■ **WHAT IS BEING ASKED**
Reproduce the records below word for word, leaving out the pictures.

────────────────

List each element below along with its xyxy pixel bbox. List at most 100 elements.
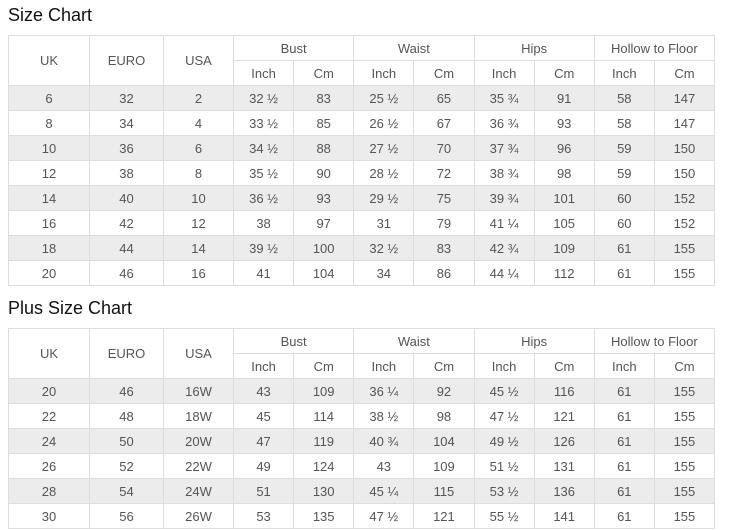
table-cell: 51 — [232, 478, 295, 504]
table-cell: 10 — [163, 185, 234, 211]
table-cell: 36 ¼ — [353, 378, 415, 404]
table-cell: 61 — [593, 378, 655, 404]
table-cell: 12 — [8, 160, 90, 186]
unit-header: Cm — [533, 353, 595, 379]
table-cell: 32 — [89, 85, 164, 111]
table-cell: 29 ½ — [353, 185, 415, 211]
table-cell: 46 — [89, 260, 164, 286]
table-cell: 98 — [413, 403, 475, 429]
table-cell: 6 — [163, 135, 234, 161]
table-row: 18 44 14 39 ½ 100 32 ½ 83 42 ¾ 109 61 155 — [8, 235, 716, 261]
table-cell: 115 — [413, 478, 475, 504]
group-header: Hips — [473, 328, 595, 354]
table-cell: 109 — [413, 453, 475, 479]
table-cell: 38 — [89, 160, 164, 186]
table-row: 24 50 20W 47 119 40 ¾ 104 49 ½ 126 61 155 — [8, 428, 716, 454]
table-row: 14 40 10 36 ½ 93 29 ½ 75 39 ¾ 101 60 152 — [8, 185, 716, 211]
unit-header: Inch — [353, 353, 415, 379]
table-cell: 16 — [8, 210, 90, 236]
unit-header: Inch — [353, 60, 415, 86]
table-cell: 44 — [89, 235, 164, 261]
table-cell: 150 — [653, 135, 716, 161]
table-cell: 152 — [653, 185, 716, 211]
unit-header: Cm — [293, 353, 355, 379]
table-cell: 59 — [593, 135, 655, 161]
table-cell: 41 ¼ — [473, 210, 535, 236]
table-cell: 43 — [353, 453, 415, 479]
table-cell: 90 — [293, 160, 355, 186]
table-cell: 33 ½ — [232, 110, 295, 136]
table-cell: 8 — [8, 110, 90, 136]
group-header: Waist — [353, 328, 475, 354]
table-cell: 34 ½ — [232, 135, 295, 161]
table-cell: 46 — [89, 378, 164, 404]
table-cell: 12 — [163, 210, 234, 236]
table-cell: 141 — [533, 503, 595, 529]
table-cell: 155 — [653, 453, 716, 479]
table-cell: 109 — [533, 235, 595, 261]
table-cell: 8 — [163, 160, 234, 186]
table-cell: 35 ½ — [232, 160, 295, 186]
header-row-groups: UK EURO USA Bust Waist Hips Hollow to Floor — [8, 35, 716, 86]
table-cell: 101 — [533, 185, 595, 211]
table-cell: 30 — [8, 503, 90, 529]
table-cell: 60 — [593, 210, 655, 236]
table-cell: 45 — [232, 403, 295, 429]
table-cell: 61 — [593, 428, 655, 454]
table-cell: 53 — [232, 503, 295, 529]
table-cell: 32 ½ — [232, 85, 295, 111]
table-cell: 86 — [413, 260, 475, 286]
table-cell: 28 ½ — [353, 160, 415, 186]
table-cell: 119 — [293, 428, 355, 454]
table-cell: 47 — [232, 428, 295, 454]
table-cell: 60 — [593, 185, 655, 211]
table-cell: 61 — [593, 478, 655, 504]
table-row: 20 46 16W 43 109 36 ¼ 92 45 ½ 116 61 155 — [8, 378, 716, 404]
table-cell: 38 — [232, 210, 295, 236]
table-cell: 85 — [293, 110, 355, 136]
table-cell: 26 ½ — [353, 110, 415, 136]
unit-header: Inch — [232, 353, 295, 379]
table-cell: 38 ¾ — [473, 160, 535, 186]
table-row: 8 34 4 33 ½ 85 26 ½ 67 36 ¾ 93 58 147 — [8, 110, 716, 136]
table-cell: 38 ½ — [353, 403, 415, 429]
table-cell: 121 — [533, 403, 595, 429]
unit-header: Inch — [593, 353, 655, 379]
table-cell: 36 ½ — [232, 185, 295, 211]
table-cell: 121 — [413, 503, 475, 529]
column-header: UK — [8, 35, 90, 86]
table-cell: 56 — [89, 503, 164, 529]
column-header: UK — [8, 328, 90, 379]
table-cell: 16 — [163, 260, 234, 286]
table-cell: 93 — [293, 185, 355, 211]
table-cell: 114 — [293, 403, 355, 429]
table-row: 20 46 16 41 104 34 86 44 ¼ 112 61 155 — [8, 260, 716, 286]
table-cell: 109 — [293, 378, 355, 404]
group-header: Bust — [232, 328, 355, 354]
table-cell: 45 ¼ — [353, 478, 415, 504]
table-cell: 40 — [89, 185, 164, 211]
table-cell: 155 — [653, 478, 716, 504]
column-header: USA — [163, 35, 234, 86]
table-cell: 50 — [89, 428, 164, 454]
size-chart-section: Size Chart UK EURO USA Bust Waist Hips Hollow … — [8, 5, 722, 286]
table-cell: 155 — [653, 503, 716, 529]
table-cell: 6 — [8, 85, 90, 111]
table-cell: 49 ½ — [473, 428, 535, 454]
unit-header: Cm — [653, 353, 716, 379]
table-cell: 124 — [293, 453, 355, 479]
table-row: 30 56 26W 53 135 47 ½ 121 55 ½ 141 61 155 — [8, 503, 716, 529]
group-header: Bust — [232, 35, 355, 61]
table-cell: 39 ½ — [232, 235, 295, 261]
table-cell: 4 — [163, 110, 234, 136]
table-row: 12 38 8 35 ½ 90 28 ½ 72 38 ¾ 98 59 150 — [8, 160, 716, 186]
table-cell: 88 — [293, 135, 355, 161]
table-cell: 136 — [533, 478, 595, 504]
table-cell: 72 — [413, 160, 475, 186]
plus-size-chart-table: UK EURO USA Bust Waist Hips Hollow to Floor Inc… — [8, 328, 716, 529]
table-cell: 32 ½ — [353, 235, 415, 261]
table-cell: 155 — [653, 403, 716, 429]
unit-header: Inch — [473, 353, 535, 379]
table-cell: 20W — [163, 428, 234, 454]
table-cell: 147 — [653, 85, 716, 111]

────────────────

■ **WRITTEN ANSWER**
List each element below along with its xyxy pixel bbox. List at most 100 elements.
table-cell: 51 — [232, 478, 295, 504]
table-cell: 10 — [163, 185, 234, 211]
table-cell: 36 ¼ — [353, 378, 415, 404]
table-cell: 61 — [593, 378, 655, 404]
table-cell: 12 — [8, 160, 90, 186]
unit-header: Cm — [533, 353, 595, 379]
table-cell: 32 — [89, 85, 164, 111]
table-cell: 29 ½ — [353, 185, 415, 211]
table-cell: 46 — [89, 260, 164, 286]
table-cell: 98 — [413, 403, 475, 429]
table-cell: 6 — [163, 135, 234, 161]
table-row: 18 44 14 39 ½ 100 32 ½ 83 42 ¾ 109 61 155 — [8, 235, 716, 261]
table-cell: 115 — [413, 478, 475, 504]
group-header: Hips — [473, 328, 595, 354]
table-cell: 109 — [413, 453, 475, 479]
table-cell: 38 — [89, 160, 164, 186]
table-row: 24 50 20W 47 119 40 ¾ 104 49 ½ 126 61 155 — [8, 428, 716, 454]
table-row: 14 40 10 36 ½ 93 29 ½ 75 39 ¾ 101 60 152 — [8, 185, 716, 211]
unit-header: Inch — [353, 353, 415, 379]
table-cell: 16 — [8, 210, 90, 236]
unit-header: Inch — [353, 60, 415, 86]
table-cell: 44 — [89, 235, 164, 261]
table-cell: 150 — [653, 135, 716, 161]
table-cell: 152 — [653, 185, 716, 211]
unit-header: Cm — [293, 353, 355, 379]
table-cell: 59 — [593, 135, 655, 161]
table-cell: 41 ¼ — [473, 210, 535, 236]
table-cell: 43 — [353, 453, 415, 479]
table-cell: 90 — [293, 160, 355, 186]
table-cell: 33 ½ — [232, 110, 295, 136]
table-cell: 8 — [8, 110, 90, 136]
group-header: Waist — [353, 328, 475, 354]
table-cell: 34 ½ — [232, 135, 295, 161]
table-cell: 46 — [89, 378, 164, 404]
table-cell: 12 — [163, 210, 234, 236]
table-cell: 141 — [533, 503, 595, 529]
table-cell: 155 — [653, 453, 716, 479]
table-cell: 109 — [533, 235, 595, 261]
table-cell: 8 — [163, 160, 234, 186]
table-cell: 35 ½ — [232, 160, 295, 186]
header-row-groups: UK EURO USA Bust Waist Hips Hollow to Floor — [8, 35, 716, 86]
table-cell: 101 — [533, 185, 595, 211]
table-cell: 30 — [8, 503, 90, 529]
table-cell: 60 — [593, 210, 655, 236]
table-cell: 45 — [232, 403, 295, 429]
table-cell: 61 — [593, 428, 655, 454]
table-cell: 53 — [232, 503, 295, 529]
table-cell: 32 ½ — [232, 85, 295, 111]
table-cell: 86 — [413, 260, 475, 286]
table-cell: 28 ½ — [353, 160, 415, 186]
table-cell: 119 — [293, 428, 355, 454]
table-cell: 47 — [232, 428, 295, 454]
table-cell: 60 — [593, 185, 655, 211]
table-cell: 61 — [593, 478, 655, 504]
table-row: 20 46 16W 43 109 36 ¼ 92 45 ½ 116 61 155 — [8, 378, 716, 404]
table-cell: 38 — [232, 210, 295, 236]
table-cell: 85 — [293, 110, 355, 136]
table-cell: 26 ½ — [353, 110, 415, 136]
unit-header: Inch — [232, 353, 295, 379]
table-cell: 38 ¾ — [473, 160, 535, 186]
table-row: 8 34 4 33 ½ 85 26 ½ 67 36 ¾ 93 58 147 — [8, 110, 716, 136]
table-cell: 38 ½ — [353, 403, 415, 429]
table-cell: 121 — [533, 403, 595, 429]
unit-header: Inch — [593, 353, 655, 379]
table-cell: 36 ½ — [232, 185, 295, 211]
table-cell: 121 — [413, 503, 475, 529]
column-header: UK — [8, 35, 90, 86]
table-cell: 56 — [89, 503, 164, 529]
column-header: UK — [8, 328, 90, 379]
table-cell: 16 — [163, 260, 234, 286]
table-cell: 93 — [293, 185, 355, 211]
table-cell: 114 — [293, 403, 355, 429]
table-row: 20 46 16 41 104 34 86 44 ¼ 112 61 155 — [8, 260, 716, 286]
table-cell: 109 — [293, 378, 355, 404]
group-header: Bust — [232, 328, 355, 354]
table-cell: 45 ¼ — [353, 478, 415, 504]
table-cell: 40 — [89, 185, 164, 211]
table-cell: 155 — [653, 478, 716, 504]
column-header: USA — [163, 35, 234, 86]
table-cell: 50 — [89, 428, 164, 454]
size-chart-section: Size Chart UK EURO USA Bust Waist Hips Hollow … — [8, 5, 722, 286]
table-cell: 155 — [653, 503, 716, 529]
table-cell: 6 — [8, 85, 90, 111]
table-cell: 49 ½ — [473, 428, 535, 454]
unit-header: Cm — [653, 353, 716, 379]
table-cell: 124 — [293, 453, 355, 479]
table-row: 30 56 26W 53 135 47 ½ 121 55 ½ 141 61 155 — [8, 503, 716, 529]
group-header: Bust — [232, 35, 355, 61]
table-cell: 39 ½ — [232, 235, 295, 261]
table-cell: 4 — [163, 110, 234, 136]
table-row: 12 38 8 35 ½ 90 28 ½ 72 38 ¾ 98 59 150 — [8, 160, 716, 186]
table-cell: 88 — [293, 135, 355, 161]
table-cell: 136 — [533, 478, 595, 504]
table-cell: 72 — [413, 160, 475, 186]
plus-size-chart-table: UK EURO USA Bust Waist Hips Hollow to Floor Inc… — [8, 328, 716, 529]
table-cell: 32 ½ — [353, 235, 415, 261]
table-cell: 155 — [653, 403, 716, 429]
unit-header: Inch — [473, 353, 535, 379]
table-cell: 20W — [163, 428, 234, 454]
table-cell: 147 — [653, 85, 716, 111]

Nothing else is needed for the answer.